* [What you need to do]: Count, in the entries, the lines with "configurations". Answer with the number only.

>> Start Information supplied

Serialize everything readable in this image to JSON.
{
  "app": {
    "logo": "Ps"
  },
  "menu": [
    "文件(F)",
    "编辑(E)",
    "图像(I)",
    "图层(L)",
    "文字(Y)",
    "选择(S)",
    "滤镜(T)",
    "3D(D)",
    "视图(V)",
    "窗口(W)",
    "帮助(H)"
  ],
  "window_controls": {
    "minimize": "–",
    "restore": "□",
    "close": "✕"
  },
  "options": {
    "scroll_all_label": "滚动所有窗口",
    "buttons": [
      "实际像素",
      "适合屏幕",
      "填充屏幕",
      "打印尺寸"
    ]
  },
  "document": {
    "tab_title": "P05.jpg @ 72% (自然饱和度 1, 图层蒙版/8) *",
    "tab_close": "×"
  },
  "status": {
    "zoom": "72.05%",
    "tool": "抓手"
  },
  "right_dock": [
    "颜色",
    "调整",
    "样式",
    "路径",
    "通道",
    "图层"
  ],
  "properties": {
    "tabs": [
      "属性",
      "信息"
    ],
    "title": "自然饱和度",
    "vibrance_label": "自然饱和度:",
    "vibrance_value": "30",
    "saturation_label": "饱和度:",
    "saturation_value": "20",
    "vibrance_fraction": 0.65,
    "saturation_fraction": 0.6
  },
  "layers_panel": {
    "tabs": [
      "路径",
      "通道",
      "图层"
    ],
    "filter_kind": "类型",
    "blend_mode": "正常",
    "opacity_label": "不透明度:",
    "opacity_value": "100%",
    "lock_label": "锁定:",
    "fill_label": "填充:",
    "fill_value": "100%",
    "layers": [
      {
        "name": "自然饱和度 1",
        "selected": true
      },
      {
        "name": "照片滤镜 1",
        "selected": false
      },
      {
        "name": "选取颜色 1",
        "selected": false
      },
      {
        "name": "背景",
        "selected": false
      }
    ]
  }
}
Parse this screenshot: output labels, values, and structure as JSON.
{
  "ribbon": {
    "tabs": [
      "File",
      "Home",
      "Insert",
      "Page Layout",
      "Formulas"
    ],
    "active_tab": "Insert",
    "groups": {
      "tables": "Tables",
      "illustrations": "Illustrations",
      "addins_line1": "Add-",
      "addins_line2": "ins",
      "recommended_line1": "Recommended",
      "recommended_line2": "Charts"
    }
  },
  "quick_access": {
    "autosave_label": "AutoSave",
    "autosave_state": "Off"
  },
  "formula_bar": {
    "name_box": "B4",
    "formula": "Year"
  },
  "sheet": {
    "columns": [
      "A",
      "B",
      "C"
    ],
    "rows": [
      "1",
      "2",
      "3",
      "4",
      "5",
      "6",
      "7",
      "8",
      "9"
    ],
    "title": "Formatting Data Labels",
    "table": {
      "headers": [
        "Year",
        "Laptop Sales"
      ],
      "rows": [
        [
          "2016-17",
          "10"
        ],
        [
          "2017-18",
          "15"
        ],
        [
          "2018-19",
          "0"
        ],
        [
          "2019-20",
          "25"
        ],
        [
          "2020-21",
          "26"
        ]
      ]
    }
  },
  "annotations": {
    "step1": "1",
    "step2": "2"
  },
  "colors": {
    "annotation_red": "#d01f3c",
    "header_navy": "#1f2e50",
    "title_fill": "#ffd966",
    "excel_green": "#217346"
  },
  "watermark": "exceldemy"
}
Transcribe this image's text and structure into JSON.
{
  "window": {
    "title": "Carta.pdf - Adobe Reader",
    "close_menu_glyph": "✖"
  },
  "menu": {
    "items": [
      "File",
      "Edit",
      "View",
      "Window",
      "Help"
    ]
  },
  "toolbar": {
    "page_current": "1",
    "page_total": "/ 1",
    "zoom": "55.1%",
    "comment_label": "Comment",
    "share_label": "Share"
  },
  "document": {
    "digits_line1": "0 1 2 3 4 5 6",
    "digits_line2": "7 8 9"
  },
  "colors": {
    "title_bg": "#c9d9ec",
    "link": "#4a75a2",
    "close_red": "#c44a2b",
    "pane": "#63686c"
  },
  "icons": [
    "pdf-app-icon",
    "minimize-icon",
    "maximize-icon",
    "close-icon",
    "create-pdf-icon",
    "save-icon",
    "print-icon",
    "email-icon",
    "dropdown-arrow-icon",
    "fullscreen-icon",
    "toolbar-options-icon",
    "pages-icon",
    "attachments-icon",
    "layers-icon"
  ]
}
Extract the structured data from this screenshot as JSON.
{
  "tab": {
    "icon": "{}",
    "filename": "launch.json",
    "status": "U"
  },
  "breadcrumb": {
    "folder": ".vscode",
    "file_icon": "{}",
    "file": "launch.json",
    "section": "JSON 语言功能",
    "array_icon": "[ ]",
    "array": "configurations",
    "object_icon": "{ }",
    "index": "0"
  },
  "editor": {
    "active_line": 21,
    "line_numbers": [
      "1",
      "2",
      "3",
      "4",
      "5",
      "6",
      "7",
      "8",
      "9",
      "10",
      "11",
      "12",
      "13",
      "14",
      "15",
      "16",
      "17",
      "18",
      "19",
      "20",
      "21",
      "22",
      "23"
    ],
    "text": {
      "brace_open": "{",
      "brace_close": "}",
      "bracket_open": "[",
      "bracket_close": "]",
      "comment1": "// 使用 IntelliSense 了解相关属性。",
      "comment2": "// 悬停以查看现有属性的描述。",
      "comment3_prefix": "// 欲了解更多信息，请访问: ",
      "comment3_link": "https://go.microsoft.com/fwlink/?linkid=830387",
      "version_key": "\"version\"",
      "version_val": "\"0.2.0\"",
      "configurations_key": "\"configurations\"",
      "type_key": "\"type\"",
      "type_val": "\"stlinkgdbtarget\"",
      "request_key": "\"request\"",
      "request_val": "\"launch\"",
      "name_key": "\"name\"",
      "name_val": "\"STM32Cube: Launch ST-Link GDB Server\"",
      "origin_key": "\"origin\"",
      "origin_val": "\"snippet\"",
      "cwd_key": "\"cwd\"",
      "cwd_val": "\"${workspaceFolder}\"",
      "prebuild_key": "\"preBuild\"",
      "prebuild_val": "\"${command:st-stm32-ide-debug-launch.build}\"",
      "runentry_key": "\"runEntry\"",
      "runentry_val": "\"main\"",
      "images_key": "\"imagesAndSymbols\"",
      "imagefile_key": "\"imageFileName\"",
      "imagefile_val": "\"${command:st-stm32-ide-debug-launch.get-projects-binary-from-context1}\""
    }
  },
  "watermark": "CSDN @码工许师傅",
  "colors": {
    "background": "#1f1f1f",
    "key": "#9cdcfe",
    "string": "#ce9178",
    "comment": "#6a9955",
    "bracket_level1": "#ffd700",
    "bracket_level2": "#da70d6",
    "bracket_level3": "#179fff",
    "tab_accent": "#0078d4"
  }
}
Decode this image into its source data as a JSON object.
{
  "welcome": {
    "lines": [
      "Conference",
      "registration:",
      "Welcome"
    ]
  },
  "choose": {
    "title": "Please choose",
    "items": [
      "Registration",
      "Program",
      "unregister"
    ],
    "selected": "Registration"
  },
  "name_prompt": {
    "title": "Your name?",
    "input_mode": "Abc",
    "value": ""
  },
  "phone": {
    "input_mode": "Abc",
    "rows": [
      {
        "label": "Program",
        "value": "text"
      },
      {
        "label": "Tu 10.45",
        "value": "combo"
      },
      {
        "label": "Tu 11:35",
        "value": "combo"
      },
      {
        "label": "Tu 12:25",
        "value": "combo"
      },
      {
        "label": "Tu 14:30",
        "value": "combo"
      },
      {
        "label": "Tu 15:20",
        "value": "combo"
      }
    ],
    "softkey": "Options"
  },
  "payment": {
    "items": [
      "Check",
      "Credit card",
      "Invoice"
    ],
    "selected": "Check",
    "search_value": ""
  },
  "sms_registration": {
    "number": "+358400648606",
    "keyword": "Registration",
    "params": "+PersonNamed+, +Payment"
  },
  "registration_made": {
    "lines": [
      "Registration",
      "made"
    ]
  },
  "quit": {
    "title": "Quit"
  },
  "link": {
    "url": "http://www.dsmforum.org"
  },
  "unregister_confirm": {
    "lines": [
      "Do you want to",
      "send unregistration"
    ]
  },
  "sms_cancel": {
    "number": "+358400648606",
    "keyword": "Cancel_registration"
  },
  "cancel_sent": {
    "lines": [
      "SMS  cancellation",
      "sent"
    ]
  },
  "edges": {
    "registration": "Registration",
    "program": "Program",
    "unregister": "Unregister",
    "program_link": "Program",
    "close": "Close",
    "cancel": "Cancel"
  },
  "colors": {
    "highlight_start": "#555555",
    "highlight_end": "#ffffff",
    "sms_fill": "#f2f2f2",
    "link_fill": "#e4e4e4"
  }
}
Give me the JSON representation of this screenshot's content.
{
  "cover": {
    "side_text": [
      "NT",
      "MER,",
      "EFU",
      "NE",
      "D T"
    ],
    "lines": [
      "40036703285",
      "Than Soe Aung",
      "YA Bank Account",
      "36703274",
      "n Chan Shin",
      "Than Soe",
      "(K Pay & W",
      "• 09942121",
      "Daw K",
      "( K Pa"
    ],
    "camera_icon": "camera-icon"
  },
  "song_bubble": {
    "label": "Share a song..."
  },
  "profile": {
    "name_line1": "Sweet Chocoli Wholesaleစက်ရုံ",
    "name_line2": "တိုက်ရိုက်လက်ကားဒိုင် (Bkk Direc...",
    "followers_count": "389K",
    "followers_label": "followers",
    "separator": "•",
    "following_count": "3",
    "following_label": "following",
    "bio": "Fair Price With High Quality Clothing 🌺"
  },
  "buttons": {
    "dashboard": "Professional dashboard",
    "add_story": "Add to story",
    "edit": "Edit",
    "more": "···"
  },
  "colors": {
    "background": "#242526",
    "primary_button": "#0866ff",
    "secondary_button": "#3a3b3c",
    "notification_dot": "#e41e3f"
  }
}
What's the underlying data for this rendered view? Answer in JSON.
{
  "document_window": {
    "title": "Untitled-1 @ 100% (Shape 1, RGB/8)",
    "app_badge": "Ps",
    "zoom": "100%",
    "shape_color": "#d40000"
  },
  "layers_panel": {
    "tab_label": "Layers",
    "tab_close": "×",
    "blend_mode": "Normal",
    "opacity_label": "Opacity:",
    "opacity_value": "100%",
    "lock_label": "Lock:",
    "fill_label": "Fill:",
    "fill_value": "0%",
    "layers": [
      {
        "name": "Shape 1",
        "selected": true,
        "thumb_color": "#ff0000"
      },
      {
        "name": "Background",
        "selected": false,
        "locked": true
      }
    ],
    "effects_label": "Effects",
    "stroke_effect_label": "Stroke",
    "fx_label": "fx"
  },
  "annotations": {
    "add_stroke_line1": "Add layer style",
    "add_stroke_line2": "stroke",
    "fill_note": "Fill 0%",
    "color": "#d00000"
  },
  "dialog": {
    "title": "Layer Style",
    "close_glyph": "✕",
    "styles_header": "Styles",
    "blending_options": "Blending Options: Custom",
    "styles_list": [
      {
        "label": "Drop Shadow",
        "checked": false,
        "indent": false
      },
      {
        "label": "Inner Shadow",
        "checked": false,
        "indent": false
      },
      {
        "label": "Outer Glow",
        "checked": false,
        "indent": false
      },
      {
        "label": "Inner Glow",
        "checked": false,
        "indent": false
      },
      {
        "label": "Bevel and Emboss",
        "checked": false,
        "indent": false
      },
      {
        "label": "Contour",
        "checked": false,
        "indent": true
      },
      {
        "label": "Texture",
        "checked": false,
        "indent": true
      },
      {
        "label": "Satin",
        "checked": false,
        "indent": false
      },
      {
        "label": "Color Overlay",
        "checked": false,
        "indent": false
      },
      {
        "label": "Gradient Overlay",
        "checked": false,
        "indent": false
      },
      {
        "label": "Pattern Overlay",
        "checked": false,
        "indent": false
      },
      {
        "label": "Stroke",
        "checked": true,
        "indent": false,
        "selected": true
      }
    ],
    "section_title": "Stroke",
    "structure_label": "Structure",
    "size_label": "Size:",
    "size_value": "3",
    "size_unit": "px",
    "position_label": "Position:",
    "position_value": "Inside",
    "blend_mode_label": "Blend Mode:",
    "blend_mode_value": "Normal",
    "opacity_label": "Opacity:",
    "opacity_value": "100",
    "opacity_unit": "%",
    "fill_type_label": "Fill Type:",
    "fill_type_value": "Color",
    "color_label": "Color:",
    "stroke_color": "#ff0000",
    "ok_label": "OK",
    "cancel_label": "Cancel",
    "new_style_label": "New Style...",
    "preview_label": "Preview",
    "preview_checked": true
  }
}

>> End Information supplied

* [Final result]: 2